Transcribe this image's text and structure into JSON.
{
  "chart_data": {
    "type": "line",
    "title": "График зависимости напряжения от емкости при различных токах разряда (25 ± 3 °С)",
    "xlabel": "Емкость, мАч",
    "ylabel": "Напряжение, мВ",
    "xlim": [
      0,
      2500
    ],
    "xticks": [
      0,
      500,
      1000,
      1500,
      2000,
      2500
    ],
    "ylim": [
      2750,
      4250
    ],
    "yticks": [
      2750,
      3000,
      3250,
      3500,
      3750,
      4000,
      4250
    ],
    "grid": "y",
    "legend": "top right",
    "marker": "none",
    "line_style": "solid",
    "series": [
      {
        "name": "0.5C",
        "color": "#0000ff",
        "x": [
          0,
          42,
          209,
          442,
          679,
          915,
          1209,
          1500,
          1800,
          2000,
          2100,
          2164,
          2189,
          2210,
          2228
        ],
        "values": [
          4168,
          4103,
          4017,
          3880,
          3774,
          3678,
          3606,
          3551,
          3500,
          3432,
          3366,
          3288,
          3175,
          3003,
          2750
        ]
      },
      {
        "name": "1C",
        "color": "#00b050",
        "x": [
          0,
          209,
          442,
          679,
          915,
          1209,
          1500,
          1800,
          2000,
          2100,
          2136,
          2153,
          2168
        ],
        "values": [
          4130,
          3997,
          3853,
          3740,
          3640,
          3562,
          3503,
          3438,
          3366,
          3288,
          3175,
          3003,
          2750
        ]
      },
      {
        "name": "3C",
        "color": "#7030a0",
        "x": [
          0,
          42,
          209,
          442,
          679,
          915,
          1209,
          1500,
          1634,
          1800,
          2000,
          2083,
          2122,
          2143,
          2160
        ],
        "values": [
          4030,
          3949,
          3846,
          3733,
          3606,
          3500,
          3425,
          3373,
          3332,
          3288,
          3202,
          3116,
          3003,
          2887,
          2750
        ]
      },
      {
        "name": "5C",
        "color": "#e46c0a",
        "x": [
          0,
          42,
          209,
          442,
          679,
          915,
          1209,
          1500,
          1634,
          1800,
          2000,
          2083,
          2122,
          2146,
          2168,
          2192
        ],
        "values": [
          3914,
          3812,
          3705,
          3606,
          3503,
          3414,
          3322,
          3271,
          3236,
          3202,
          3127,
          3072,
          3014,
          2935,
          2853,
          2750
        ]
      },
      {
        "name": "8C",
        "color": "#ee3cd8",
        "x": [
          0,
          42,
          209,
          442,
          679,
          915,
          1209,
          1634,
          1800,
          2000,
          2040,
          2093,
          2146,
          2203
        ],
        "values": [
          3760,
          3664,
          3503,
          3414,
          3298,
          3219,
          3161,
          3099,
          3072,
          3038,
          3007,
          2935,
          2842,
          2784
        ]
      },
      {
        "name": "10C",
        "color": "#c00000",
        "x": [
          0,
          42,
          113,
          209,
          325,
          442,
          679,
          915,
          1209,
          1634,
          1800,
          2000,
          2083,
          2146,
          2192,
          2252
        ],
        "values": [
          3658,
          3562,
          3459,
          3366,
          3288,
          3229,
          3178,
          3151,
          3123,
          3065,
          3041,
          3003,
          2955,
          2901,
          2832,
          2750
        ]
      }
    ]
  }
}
--
* _What needs to be done_
How many of the lines above include the string "name"? Reply with the number by itself.

* _Solution to this exercise_
6